What needs to be done: Using the listing below, copy every line that mentions "architecture".

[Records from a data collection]
_____

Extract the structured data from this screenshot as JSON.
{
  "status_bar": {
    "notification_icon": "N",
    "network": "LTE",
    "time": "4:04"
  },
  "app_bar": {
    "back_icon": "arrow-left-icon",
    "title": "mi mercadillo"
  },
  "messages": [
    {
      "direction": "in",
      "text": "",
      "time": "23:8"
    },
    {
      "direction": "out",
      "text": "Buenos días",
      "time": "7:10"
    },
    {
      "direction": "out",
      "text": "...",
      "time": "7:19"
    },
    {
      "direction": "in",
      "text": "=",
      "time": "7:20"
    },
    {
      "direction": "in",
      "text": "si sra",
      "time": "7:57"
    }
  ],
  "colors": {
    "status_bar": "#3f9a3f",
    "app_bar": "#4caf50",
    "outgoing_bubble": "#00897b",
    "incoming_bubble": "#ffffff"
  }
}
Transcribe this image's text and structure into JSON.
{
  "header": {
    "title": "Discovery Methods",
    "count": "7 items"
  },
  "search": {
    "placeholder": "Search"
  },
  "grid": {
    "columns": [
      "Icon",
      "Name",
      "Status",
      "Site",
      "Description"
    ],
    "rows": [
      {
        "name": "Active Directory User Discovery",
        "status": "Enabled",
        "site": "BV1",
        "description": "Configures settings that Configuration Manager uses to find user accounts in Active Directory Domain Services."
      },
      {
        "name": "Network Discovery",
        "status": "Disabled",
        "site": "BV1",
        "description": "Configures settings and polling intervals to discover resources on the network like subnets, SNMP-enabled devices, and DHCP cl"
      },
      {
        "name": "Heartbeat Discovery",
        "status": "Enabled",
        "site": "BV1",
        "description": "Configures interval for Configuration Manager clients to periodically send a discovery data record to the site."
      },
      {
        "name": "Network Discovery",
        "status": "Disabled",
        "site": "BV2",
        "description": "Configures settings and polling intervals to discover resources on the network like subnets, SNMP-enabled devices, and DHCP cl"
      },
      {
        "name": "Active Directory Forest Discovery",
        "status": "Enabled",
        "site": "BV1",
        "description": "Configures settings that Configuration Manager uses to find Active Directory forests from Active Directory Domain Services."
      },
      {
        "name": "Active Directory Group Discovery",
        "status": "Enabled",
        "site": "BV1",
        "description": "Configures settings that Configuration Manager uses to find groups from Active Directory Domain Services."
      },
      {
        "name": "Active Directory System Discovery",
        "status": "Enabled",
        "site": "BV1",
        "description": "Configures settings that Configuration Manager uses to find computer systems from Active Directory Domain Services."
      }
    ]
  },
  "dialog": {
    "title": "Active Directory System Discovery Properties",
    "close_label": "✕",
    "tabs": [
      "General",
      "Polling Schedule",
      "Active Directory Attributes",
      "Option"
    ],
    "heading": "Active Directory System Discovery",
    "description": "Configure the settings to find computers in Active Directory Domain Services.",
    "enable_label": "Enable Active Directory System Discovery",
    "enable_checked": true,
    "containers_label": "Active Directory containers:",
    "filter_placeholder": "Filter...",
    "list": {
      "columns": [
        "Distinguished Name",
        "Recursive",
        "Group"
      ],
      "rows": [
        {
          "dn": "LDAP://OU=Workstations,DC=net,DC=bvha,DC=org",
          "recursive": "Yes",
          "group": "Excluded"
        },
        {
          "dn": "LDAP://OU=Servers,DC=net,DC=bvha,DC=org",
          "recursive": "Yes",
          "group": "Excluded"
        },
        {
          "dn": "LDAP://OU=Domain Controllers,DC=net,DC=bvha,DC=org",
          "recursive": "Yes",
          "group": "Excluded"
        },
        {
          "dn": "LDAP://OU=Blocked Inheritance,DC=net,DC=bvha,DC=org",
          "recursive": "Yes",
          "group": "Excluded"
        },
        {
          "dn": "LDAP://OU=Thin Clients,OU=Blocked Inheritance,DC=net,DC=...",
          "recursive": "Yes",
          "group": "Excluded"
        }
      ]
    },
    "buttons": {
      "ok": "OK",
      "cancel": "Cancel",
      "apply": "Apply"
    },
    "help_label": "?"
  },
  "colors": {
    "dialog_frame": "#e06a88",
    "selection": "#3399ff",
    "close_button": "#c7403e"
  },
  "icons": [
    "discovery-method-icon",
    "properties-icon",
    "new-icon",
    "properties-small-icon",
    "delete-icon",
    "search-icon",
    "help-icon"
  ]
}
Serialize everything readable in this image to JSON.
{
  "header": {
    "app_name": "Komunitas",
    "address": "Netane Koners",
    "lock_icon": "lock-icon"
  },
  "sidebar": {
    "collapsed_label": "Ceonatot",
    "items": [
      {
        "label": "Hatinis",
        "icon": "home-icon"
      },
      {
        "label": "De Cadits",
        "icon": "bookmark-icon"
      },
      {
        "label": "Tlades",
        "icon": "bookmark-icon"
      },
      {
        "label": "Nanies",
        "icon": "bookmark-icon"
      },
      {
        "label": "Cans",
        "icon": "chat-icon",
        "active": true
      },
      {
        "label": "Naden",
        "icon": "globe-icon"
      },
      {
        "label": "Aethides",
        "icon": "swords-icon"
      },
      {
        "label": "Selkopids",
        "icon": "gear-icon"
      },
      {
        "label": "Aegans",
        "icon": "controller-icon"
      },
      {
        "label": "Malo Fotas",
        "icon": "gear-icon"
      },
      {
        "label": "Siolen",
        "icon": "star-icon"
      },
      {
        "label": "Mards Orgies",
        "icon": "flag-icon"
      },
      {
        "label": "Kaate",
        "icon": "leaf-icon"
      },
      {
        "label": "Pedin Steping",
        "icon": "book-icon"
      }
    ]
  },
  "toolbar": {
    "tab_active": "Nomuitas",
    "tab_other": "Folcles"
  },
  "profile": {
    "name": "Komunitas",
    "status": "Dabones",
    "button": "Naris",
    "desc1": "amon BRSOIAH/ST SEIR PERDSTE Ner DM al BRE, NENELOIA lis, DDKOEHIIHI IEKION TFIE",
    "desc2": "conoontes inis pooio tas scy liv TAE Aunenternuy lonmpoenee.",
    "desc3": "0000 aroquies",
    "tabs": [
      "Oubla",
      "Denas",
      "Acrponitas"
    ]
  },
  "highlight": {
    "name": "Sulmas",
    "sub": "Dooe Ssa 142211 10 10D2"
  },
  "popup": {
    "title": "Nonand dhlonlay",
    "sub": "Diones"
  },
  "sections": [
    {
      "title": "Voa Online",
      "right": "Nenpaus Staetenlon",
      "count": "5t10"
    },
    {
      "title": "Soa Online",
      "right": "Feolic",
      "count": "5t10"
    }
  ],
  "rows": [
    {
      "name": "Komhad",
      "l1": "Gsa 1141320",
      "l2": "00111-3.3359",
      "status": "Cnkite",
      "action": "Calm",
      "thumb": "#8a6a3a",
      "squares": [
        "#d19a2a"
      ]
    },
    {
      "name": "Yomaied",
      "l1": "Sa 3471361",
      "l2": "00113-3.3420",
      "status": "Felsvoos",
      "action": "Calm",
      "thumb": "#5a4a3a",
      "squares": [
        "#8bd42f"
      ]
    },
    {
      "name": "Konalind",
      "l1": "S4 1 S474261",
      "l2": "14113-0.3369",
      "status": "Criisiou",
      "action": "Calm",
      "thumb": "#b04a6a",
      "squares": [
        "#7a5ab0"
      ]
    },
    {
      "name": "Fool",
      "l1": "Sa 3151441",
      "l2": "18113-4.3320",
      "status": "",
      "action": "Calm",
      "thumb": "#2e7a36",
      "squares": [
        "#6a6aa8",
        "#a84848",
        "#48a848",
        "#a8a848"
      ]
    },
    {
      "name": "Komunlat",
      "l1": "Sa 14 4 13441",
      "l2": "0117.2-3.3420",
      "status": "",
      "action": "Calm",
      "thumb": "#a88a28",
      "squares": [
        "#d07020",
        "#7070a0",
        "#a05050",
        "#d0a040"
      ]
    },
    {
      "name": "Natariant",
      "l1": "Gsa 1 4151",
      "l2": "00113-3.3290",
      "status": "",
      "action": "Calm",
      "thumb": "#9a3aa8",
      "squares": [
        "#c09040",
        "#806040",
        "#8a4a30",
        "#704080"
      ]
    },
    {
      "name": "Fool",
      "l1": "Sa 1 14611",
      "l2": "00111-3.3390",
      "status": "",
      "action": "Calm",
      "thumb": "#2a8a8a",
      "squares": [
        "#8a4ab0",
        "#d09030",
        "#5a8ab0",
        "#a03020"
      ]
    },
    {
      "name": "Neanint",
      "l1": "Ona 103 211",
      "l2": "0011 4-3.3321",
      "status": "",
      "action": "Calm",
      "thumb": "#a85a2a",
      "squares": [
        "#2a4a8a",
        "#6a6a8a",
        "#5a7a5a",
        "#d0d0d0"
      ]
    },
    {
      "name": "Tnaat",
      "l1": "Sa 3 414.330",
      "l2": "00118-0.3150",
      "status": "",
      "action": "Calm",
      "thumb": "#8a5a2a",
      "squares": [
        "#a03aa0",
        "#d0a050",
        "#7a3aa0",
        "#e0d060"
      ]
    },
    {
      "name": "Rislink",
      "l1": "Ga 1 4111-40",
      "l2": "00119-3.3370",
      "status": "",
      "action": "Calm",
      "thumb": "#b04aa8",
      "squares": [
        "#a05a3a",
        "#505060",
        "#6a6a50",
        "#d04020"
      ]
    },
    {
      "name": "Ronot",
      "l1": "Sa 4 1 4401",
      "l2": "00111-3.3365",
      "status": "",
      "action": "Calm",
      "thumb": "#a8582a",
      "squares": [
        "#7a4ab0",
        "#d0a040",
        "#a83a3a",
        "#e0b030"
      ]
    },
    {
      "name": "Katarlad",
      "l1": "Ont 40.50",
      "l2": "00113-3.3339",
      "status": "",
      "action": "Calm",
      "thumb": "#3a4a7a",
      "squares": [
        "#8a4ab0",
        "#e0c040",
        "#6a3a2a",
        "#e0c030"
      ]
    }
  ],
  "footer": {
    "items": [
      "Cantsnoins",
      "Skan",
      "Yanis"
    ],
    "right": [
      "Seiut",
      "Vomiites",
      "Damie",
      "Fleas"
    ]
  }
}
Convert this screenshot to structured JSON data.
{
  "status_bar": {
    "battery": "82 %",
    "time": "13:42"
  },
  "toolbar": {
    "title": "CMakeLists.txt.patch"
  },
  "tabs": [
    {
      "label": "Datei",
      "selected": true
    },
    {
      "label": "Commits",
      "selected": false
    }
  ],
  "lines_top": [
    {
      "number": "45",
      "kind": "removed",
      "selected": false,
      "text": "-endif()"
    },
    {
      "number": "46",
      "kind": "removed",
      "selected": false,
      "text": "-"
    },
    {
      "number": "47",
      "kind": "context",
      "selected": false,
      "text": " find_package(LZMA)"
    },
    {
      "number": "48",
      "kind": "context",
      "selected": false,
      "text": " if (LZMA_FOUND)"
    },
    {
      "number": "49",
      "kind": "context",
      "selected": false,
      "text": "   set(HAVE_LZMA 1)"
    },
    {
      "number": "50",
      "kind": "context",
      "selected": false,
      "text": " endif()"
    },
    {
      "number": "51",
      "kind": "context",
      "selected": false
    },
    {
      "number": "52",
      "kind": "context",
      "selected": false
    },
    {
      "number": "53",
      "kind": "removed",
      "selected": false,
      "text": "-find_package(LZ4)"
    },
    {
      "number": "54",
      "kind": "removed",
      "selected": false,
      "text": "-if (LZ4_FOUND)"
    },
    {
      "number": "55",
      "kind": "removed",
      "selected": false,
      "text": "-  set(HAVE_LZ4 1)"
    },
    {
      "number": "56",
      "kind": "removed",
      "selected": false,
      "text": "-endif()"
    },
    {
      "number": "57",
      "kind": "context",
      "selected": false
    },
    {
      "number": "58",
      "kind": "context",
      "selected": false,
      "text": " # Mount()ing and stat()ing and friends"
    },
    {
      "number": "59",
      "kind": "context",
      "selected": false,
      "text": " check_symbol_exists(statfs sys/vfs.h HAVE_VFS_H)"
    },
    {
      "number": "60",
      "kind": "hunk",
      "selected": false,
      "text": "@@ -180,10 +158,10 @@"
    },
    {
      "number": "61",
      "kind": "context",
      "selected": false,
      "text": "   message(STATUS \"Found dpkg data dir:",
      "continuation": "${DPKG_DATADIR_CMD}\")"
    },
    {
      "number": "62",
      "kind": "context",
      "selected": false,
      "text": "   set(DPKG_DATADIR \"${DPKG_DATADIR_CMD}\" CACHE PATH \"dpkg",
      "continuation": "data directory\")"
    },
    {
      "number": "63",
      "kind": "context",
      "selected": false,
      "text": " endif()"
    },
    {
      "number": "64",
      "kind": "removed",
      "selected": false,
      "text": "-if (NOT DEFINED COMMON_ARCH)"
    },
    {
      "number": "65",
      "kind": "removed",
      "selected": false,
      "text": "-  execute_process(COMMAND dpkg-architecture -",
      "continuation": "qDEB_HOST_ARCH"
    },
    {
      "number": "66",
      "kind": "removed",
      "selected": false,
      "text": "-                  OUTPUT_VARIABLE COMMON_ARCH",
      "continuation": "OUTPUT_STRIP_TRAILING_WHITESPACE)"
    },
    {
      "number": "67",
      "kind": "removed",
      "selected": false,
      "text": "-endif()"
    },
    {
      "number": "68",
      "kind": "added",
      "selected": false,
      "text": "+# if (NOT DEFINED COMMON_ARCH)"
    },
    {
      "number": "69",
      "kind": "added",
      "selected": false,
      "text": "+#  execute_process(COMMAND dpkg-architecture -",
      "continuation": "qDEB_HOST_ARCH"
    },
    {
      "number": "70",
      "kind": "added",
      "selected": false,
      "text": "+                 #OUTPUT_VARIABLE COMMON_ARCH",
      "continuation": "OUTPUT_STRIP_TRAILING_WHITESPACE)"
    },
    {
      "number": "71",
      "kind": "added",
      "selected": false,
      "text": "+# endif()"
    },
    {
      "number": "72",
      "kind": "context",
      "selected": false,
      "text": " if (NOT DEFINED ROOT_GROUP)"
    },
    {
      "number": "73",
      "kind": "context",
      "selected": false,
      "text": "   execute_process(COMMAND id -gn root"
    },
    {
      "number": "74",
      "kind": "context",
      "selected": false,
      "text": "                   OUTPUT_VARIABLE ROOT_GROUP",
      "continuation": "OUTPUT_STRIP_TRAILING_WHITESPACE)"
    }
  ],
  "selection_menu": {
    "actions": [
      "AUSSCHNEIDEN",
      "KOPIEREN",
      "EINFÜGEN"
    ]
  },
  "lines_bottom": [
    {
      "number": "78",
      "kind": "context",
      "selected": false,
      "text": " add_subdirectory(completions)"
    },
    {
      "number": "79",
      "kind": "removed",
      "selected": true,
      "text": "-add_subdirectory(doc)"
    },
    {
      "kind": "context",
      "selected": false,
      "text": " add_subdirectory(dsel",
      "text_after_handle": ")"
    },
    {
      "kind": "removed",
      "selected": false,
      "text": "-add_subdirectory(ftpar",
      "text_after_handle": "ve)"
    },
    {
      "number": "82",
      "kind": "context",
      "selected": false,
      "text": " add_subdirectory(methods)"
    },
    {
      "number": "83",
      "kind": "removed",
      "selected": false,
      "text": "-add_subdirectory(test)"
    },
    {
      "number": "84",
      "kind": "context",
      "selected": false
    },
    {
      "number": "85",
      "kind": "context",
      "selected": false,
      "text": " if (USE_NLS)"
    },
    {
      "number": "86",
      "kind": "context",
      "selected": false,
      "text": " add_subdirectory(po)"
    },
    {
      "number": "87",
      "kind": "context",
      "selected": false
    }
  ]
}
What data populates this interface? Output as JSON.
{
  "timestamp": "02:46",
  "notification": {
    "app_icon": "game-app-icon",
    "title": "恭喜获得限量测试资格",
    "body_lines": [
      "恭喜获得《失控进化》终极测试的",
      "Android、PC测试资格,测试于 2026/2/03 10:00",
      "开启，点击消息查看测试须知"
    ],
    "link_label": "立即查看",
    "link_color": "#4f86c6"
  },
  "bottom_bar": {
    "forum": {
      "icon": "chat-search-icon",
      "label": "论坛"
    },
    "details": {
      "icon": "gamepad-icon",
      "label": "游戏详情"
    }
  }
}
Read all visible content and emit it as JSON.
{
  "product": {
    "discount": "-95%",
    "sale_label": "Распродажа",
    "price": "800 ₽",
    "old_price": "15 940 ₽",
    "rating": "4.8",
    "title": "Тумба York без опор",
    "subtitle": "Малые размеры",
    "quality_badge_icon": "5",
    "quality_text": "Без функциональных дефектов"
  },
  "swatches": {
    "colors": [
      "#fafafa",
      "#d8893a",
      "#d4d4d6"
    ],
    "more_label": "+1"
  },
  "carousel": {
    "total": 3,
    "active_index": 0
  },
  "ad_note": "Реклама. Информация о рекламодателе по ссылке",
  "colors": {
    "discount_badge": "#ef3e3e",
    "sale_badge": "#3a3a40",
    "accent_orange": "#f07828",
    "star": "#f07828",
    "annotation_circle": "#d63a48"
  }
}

_____

Full solution:
      "text": "-  execute_process(COMMAND dpkg-architecture -",
      "text": "+#  execute_process(COMMAND dpkg-architecture -",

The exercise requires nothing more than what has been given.